#### Dataset content
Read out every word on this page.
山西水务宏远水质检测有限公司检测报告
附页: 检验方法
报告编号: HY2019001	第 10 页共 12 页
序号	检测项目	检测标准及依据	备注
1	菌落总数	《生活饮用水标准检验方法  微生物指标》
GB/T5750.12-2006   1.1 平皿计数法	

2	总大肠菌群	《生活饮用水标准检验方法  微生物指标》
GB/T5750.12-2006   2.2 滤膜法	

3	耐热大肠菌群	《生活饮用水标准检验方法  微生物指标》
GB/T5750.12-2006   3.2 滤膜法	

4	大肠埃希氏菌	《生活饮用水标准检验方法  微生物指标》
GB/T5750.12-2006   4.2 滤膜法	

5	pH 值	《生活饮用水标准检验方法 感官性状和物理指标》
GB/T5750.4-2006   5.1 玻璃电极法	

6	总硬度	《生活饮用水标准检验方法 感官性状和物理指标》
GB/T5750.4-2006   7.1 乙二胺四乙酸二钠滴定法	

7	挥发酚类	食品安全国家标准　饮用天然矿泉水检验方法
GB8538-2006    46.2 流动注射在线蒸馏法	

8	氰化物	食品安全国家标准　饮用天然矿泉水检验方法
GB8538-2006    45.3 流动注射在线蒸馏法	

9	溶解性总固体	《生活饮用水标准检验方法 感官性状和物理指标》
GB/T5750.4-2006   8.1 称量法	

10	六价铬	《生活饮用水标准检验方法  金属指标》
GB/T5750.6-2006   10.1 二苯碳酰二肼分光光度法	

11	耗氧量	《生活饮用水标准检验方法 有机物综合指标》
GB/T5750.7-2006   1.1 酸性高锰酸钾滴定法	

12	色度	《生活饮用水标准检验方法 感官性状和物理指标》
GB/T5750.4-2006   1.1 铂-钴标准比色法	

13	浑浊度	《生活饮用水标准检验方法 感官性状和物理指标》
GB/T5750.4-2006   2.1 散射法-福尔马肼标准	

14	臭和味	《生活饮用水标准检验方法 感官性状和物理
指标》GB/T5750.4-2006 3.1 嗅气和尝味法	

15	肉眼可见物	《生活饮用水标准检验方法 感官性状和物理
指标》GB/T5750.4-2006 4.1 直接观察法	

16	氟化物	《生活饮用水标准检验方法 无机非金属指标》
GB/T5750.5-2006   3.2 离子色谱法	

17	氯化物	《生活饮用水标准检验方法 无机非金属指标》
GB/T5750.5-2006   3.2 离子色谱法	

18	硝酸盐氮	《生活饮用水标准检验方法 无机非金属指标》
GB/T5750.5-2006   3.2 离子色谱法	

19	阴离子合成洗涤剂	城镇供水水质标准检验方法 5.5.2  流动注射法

#### Brief
Each line of the material above needs to be quoted exactly, please.

#### Exercise response
Read out every word on this page.
山西水务宏远水质检测有限公司检测报告
附页: 检验方法
报告编号: HY2019001	第 10 页共 12 页
序号	检测项目	检测标准及依据	备注
1	菌落总数	《生活饮用水标准检验方法  微生物指标》
GB/T5750.12-2006   1.1 平皿计数法	

2	总大肠菌群	《生活饮用水标准检验方法  微生物指标》
GB/T5750.12-2006   2.2 滤膜法	

3	耐热大肠菌群	《生活饮用水标准检验方法  微生物指标》
GB/T5750.12-2006   3.2 滤膜法	

4	大肠埃希氏菌	《生活饮用水标准检验方法  微生物指标》
GB/T5750.12-2006   4.2 滤膜法	

5	pH 值	《生活饮用水标准检验方法 感官性状和物理指标》
GB/T5750.4-2006   5.1 玻璃电极法	

6	总硬度	《生活饮用水标准检验方法 感官性状和物理指标》
GB/T5750.4-2006   7.1 乙二胺四乙酸二钠滴定法	

7	挥发酚类	食品安全国家标准　饮用天然矿泉水检验方法
GB8538-2006    46.2 流动注射在线蒸馏法	

8	氰化物	食品安全国家标准　饮用天然矿泉水检验方法
GB8538-2006    45.3 流动注射在线蒸馏法	

9	溶解性总固体	《生活饮用水标准检验方法 感官性状和物理指标》
GB/T5750.4-2006   8.1 称量法	

10	六价铬	《生活饮用水标准检验方法  金属指标》
GB/T5750.6-2006   10.1 二苯碳酰二肼分光光度法	

11	耗氧量	《生活饮用水标准检验方法 有机物综合指标》
GB/T5750.7-2006   1.1 酸性高锰酸钾滴定法	

12	色度	《生活饮用水标准检验方法 感官性状和物理指标》
GB/T5750.4-2006   1.1 铂-钴标准比色法	

13	浑浊度	《生活饮用水标准检验方法 感官性状和物理指标》
GB/T5750.4-2006   2.1 散射法-福尔马肼标准	

14	臭和味	《生活饮用水标准检验方法 感官性状和物理
指标》GB/T5750.4-2006 3.1 嗅气和尝味法	

15	肉眼可见物	《生活饮用水标准检验方法 感官性状和物理
指标》GB/T5750.4-2006 4.1 直接观察法	

16	氟化物	《生活饮用水标准检验方法 无机非金属指标》
GB/T5750.5-2006   3.2 离子色谱法	

17	氯化物	《生活饮用水标准检验方法 无机非金属指标》
GB/T5750.5-2006   3.2 离子色谱法	

18	硝酸盐氮	《生活饮用水标准检验方法 无机非金属指标》
GB/T5750.5-2006   3.2 离子色谱法	

19	阴离子合成洗涤剂	城镇供水水质标准检验方法 5.5.2  流动注射法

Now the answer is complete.